**TAREFA A**
No texto sobre o conservadorismo, que tipo de regime político significa esta visão?
**TAREFA B**
Reescreva de forma mais breve o parágrafo do texto sobre o conservadorismo que começa por "A solução marxista redundou", mantendo os factos principais.
**TAREFA C**
Dê continuidade ao texto sobre o conservadorismo a partir da última frase apresentada.

**TEXTO FORNECIDO**
>>>>>

A solução marxista redundou na destruição das sociedades por meio de experimentos contra a realidade. Para os conservadores a melhor resposta está na preservação, adaptação e aperfeiçoamento da tradição, dos costumes e da garantia da estabilidade, no procurar, não da oposição dos “poucos” contra “muitos”, mas da cooperação mútua entre ambos em nome de um bem comum.

Este conservadorismo, que podemos também reputar de novo, é a afirmação não marxista do poder de muitos, em defesa de valores de estabilidade, de uma forte visão ética e de um chão de sentido, de normas comunais, do primado da solidariedade e de proteção numa nação, das virtudes cívicas, da importância das pessoas e das soberanias nacionais, da defesa de um Estado pequeno, mas bom regulador e defensor de um sector público e social de qualidade, de um mercado livre com regras e contra a transformação da sociedade numa sociedade mercado. Para este conservadorismo, a liberdade radical, ou seja, o egoísmo e o narcisismo patológicos e o individualismo não são os valores principais de uma sociedade, nem sequer são valores. A ideia que a liberdade significa escolha individual sem interferências e que a esfera social e política resultam do funcionamento dos mercados é rejeitada por esse conservadorismo. As bases de uma sociedade residem no sentido comum, nos valores herdados e aperfeiçoados, nos nossos tesouros culturais resultantes da experiência quotidiana, nas instituições e associações independentes do Estado, na família, na comunidade, no carácter, e na relevância de todos os bens humanos que só podem ser assegurados, não só pelo indivíduo, mas pela comunidade política em articulação com a importância e defesa da liberdade individual responsável. Esta visão significa um regime político misto entre os “muitos” e os “poucos”.

<<<<<

**DADOS FORNECIDOS**
>>>>>

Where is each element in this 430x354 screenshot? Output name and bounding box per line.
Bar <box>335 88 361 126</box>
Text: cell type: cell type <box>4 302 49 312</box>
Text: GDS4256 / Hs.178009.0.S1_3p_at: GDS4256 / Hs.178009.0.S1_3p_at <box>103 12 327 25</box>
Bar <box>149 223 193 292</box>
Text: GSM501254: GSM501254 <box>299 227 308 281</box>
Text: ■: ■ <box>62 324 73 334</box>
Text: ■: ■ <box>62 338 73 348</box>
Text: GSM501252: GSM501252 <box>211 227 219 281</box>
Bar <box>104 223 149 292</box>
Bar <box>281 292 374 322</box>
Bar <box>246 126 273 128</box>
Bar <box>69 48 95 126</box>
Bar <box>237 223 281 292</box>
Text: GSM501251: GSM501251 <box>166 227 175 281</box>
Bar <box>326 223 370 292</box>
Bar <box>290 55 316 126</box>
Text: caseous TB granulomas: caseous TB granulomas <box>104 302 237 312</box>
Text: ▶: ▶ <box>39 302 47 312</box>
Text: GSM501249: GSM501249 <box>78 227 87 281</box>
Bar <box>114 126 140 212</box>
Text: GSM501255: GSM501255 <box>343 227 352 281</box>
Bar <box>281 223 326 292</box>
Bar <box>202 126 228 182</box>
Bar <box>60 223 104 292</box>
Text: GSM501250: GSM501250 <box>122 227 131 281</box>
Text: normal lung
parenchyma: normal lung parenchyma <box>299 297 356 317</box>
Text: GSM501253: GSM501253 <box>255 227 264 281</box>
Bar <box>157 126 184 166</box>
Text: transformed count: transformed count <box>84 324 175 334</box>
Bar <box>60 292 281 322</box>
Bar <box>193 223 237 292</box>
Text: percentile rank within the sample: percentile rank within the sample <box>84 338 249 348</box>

<<<<<

**RESPOSTA FINAL A**
Um regime político misto entre os "muitos" e os "poucos".

**RESPOSTA FINAL B**
A solução marxista destruiu sociedades com experimentos contra a realidade. Para os conservadores, a melhor resposta é preservar, adaptar e aperfeiçoar a tradição e os costumes, garantir a estabilidade e buscar a cooperação mútua entre "poucos" e "muitos" em nome do bem comum.

**RESPOSTA FINAL C**
Os liberais, os socialistas, o centro, a falsa direita e o falso conservadorismo já não servem as pessoas, apenas seguem os seus interesses e o aumento de poder das suas elites. Um conservadorismo do bem comum, pelo contrário, defende o trabalho e os trabalhadores, a escala local e regional em detrimento do global, a valorização dos sindicatos, mas também do sector privado, o premiar do mérito e do esforço, e concebe o melhor modo de combater a pobreza através da criação de verdadeiras oportunidades e não a subsidiação da mesma como modelo político. Esse conservadorismo valoriza a iniciativa privada e o premiar do mérito, e uma economia aberta, mas submetida a princípios éticos, o apoio à classe média e às regiões de cada país, a importância de fronteiras políticas e económicas, a proteção das indústrias nacionais e mais proteção para as pessoas, bons serviços públicos e aposta na dimensão social, o combate aos monopólios económicos e à promiscuidade entre poder económico e política. Este regime não aceita o poder transnacional que extingue as independências nacionais através da economia e de leis com mais poder que as leis nacionais. No plano societal esse conservadorismo valoriza o que une as pessoas e as comunidades, o seu projeto comum em detrimento do que as pode separar ou dividir. Desse modo, por exemplo, considera que as políticas da identidade não devem ser promovidas, por reduzirem o ser humano às suas identidades sexuais e raciais, e rejeita também as visões sem sustentação cientifica e doutrinárias do género. Apoia e incentiva a família como núcleo básico das sociedades, promove as políticas de natalidade e o casamento, mas também o respeito absoluto pela vida privada e as escolhas sexuais, religiosas e políticas de cada um, considera intolerável a discriminação devido a qualquer orientação sexual, raça ou etnia e defende a assimilação por oposição ao multiculturalismo, e rejeita a inevitabilidade da globalização como projeto económico e cultural. Este conservadorismo é o oposto do ethos cosmopolita do desenraizamento e da sua doutrina de um mundo e pessoas sem nações, identidades culturais e sexuais, sem fronteiras e exige que as elites sejam referenciais para toda a sociedade, que sejam exemplos e as principais responsáveis pelo bem comum.